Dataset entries
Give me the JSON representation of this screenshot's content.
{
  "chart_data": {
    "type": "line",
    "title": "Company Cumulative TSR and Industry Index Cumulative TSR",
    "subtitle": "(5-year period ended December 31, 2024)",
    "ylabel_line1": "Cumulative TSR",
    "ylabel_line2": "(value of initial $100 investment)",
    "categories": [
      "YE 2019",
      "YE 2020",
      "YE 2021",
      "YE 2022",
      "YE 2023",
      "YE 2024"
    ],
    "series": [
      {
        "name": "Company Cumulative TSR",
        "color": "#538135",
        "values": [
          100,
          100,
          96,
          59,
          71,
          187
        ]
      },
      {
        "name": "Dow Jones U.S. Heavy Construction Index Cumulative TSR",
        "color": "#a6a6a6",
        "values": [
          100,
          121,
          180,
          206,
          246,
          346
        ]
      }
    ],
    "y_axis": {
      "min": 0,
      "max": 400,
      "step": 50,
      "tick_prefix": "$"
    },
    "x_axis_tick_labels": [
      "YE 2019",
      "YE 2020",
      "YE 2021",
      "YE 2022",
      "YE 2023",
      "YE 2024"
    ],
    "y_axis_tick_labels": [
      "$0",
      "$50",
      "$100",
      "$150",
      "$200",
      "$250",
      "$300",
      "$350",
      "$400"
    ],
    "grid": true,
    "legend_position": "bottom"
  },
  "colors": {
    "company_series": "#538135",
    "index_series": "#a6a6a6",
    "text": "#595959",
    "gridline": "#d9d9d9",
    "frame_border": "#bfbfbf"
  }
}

### What is being asked
Write down all the entries again without a single difference.

### Right answer
Give me the JSON representation of this screenshot's content.
{
  "chart_data": {
    "type": "line",
    "title": "Company Cumulative TSR and Industry Index Cumulative TSR",
    "subtitle": "(5-year period ended December 31, 2024)",
    "ylabel_line1": "Cumulative TSR",
    "ylabel_line2": "(value of initial $100 investment)",
    "categories": [
      "YE 2019",
      "YE 2020",
      "YE 2021",
      "YE 2022",
      "YE 2023",
      "YE 2024"
    ],
    "series": [
      {
        "name": "Company Cumulative TSR",
        "color": "#538135",
        "values": [
          100,
          100,
          96,
          59,
          71,
          187
        ]
      },
      {
        "name": "Dow Jones U.S. Heavy Construction Index Cumulative TSR",
        "color": "#a6a6a6",
        "values": [
          100,
          121,
          180,
          206,
          246,
          346
        ]
      }
    ],
    "y_axis": {
      "min": 0,
      "max": 400,
      "step": 50,
      "tick_prefix": "$"
    },
    "x_axis_tick_labels": [
      "YE 2019",
      "YE 2020",
      "YE 2021",
      "YE 2022",
      "YE 2023",
      "YE 2024"
    ],
    "y_axis_tick_labels": [
      "$0",
      "$50",
      "$100",
      "$150",
      "$200",
      "$250",
      "$300",
      "$350",
      "$400"
    ],
    "grid": true,
    "legend_position": "bottom"
  },
  "colors": {
    "company_series": "#538135",
    "index_series": "#a6a6a6",
    "text": "#595959",
    "gridline": "#d9d9d9",
    "frame_border": "#bfbfbf"
  }
}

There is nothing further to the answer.